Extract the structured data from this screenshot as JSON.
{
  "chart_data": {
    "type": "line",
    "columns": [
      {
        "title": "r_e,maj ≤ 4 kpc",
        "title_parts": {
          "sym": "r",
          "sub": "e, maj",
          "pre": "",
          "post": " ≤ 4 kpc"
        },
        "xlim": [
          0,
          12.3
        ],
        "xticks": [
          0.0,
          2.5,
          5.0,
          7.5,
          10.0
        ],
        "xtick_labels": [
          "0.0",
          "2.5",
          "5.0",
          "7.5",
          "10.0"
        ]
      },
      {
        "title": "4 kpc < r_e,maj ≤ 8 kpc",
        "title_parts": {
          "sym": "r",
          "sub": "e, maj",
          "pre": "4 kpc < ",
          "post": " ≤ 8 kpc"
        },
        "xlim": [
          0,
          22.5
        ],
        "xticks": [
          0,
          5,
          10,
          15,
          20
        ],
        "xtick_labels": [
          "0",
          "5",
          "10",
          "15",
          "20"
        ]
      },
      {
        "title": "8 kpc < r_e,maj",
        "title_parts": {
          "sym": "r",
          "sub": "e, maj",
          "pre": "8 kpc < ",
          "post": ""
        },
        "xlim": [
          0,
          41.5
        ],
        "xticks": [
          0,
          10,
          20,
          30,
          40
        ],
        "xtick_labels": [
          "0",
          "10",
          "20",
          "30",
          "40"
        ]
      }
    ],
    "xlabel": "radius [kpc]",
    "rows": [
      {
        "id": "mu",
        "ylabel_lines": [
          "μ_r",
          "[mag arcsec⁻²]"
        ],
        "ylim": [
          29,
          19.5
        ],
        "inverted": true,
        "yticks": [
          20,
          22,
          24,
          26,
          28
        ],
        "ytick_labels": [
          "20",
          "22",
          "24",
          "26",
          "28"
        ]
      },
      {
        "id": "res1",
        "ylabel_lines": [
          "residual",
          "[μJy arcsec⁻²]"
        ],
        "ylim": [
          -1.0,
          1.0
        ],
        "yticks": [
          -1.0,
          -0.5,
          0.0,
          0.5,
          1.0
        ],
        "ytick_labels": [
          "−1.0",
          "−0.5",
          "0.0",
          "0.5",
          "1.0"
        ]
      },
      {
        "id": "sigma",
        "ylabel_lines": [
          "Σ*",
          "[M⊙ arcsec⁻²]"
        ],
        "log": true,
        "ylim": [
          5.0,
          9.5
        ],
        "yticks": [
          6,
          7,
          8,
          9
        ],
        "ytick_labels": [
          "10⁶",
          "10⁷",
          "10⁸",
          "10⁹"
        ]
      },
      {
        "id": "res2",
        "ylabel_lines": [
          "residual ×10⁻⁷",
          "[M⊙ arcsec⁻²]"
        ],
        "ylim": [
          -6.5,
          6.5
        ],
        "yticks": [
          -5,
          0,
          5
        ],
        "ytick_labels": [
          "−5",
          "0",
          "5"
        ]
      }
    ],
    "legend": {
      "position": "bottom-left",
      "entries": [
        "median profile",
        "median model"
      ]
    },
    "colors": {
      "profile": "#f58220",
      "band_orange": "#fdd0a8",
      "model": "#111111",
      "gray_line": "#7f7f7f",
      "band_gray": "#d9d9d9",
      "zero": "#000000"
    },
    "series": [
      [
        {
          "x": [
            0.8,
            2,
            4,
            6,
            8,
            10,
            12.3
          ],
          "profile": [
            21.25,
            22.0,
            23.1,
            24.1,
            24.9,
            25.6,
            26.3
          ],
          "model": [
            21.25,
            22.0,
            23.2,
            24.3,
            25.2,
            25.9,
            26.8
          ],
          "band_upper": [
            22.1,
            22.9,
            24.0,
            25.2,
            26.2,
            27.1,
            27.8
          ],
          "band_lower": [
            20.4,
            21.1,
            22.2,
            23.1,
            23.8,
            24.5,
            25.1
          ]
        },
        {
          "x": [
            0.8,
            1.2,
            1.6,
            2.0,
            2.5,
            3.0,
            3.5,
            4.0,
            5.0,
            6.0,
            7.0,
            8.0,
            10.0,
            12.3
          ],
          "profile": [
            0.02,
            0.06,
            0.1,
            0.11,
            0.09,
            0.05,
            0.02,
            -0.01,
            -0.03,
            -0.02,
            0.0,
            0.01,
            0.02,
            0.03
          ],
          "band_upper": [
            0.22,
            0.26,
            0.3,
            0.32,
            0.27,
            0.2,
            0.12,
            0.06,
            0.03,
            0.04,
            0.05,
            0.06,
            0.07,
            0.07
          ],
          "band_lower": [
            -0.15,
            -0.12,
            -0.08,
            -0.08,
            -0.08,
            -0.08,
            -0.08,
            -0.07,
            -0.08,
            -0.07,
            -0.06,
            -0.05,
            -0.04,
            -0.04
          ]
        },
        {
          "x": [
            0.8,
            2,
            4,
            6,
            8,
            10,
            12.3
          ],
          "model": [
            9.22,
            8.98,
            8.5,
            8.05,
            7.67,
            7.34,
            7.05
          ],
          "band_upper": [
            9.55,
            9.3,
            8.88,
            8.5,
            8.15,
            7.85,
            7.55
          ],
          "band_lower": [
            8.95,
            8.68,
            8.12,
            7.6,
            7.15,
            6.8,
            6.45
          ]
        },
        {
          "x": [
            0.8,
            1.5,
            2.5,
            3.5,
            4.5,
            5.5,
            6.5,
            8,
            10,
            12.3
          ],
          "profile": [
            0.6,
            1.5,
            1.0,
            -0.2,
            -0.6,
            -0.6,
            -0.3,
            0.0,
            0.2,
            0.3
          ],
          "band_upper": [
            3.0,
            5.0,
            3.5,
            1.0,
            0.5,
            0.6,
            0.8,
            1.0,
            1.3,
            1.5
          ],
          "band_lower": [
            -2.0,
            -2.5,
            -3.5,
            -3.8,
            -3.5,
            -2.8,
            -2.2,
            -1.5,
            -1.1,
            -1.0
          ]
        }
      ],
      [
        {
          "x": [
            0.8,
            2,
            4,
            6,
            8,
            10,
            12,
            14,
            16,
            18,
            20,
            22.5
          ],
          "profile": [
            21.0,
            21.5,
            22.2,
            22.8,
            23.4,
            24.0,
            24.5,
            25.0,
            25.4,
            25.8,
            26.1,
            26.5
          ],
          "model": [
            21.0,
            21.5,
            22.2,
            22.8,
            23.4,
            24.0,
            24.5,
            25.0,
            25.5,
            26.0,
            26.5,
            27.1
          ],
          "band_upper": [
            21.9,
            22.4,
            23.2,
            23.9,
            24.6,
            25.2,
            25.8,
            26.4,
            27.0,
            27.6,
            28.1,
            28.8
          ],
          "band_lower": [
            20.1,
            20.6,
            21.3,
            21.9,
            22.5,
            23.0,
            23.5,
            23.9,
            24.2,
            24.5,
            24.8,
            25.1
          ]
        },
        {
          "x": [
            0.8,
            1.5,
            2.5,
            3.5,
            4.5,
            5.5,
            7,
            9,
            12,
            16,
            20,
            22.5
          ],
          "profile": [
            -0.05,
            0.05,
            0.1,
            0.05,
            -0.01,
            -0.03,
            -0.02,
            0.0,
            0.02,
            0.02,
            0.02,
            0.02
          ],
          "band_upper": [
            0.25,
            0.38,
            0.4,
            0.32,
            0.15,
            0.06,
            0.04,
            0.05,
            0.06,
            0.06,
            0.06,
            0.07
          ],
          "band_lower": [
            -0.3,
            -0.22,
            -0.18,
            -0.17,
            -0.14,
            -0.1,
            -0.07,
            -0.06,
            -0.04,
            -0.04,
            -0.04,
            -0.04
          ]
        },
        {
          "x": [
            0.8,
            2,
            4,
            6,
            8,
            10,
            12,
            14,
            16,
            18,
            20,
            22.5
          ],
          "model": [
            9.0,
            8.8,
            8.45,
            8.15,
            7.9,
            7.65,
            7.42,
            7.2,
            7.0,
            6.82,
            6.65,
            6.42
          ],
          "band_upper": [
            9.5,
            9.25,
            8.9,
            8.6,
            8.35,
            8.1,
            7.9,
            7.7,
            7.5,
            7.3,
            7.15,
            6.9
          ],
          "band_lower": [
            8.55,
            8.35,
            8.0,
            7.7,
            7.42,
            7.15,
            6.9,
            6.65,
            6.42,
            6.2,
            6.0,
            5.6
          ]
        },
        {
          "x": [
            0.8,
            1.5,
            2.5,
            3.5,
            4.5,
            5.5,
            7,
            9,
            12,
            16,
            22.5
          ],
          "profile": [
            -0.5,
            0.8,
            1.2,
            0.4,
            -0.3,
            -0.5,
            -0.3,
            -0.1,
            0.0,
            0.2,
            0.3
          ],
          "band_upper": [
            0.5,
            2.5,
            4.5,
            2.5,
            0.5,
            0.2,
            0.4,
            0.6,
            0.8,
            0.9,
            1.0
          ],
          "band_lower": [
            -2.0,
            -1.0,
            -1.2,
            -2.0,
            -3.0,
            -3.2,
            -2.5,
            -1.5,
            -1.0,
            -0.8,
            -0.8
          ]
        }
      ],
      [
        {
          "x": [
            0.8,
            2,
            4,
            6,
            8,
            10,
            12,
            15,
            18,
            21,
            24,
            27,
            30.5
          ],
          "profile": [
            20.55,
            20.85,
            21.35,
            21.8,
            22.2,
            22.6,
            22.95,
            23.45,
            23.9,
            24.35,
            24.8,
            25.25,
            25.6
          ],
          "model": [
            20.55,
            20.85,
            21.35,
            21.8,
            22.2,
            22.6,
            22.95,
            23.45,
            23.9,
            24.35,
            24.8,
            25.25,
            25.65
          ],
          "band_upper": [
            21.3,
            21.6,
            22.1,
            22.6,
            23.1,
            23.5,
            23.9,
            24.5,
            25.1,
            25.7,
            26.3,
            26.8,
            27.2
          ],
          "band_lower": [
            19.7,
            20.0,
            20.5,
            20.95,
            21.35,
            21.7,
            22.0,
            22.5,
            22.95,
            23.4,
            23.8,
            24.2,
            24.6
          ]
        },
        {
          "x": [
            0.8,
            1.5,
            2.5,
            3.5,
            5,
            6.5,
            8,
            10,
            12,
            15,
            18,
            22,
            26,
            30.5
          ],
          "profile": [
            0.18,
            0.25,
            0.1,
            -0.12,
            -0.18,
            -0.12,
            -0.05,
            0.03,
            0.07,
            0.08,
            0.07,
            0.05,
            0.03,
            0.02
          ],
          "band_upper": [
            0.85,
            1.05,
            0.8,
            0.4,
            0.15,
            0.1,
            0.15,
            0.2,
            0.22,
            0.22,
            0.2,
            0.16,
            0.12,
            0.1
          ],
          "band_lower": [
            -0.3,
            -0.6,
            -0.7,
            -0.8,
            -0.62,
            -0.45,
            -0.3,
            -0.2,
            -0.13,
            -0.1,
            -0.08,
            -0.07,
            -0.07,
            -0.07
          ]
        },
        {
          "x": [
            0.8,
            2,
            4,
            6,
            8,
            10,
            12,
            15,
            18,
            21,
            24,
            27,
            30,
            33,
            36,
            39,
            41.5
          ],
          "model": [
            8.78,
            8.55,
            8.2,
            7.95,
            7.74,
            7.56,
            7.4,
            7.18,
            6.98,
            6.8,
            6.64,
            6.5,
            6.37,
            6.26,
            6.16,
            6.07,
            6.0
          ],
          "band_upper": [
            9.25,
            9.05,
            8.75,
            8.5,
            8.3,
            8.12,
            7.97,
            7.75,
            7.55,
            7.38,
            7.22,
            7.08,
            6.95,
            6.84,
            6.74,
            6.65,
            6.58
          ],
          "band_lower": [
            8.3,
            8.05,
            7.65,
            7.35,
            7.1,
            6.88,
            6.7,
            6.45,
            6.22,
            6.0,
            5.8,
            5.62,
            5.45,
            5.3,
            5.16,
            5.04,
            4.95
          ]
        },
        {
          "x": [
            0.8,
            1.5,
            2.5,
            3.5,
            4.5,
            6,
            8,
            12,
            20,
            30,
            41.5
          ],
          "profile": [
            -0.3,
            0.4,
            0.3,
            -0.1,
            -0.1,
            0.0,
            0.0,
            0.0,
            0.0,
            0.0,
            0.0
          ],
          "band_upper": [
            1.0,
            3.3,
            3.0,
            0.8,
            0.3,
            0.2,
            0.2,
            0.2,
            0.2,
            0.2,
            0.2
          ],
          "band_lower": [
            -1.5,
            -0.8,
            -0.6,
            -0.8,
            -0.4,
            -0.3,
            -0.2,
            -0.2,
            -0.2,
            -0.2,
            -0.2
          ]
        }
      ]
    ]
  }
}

========================

EXERCISE PROMPT: Every line holding "arcsec" should be copied out.

RESPONSE:
          "[mag arcsec⁻²]"
          "[μJy arcsec⁻²]"
          "[M⊙ arcsec⁻²]"
          "[M⊙ arcsec⁻²]"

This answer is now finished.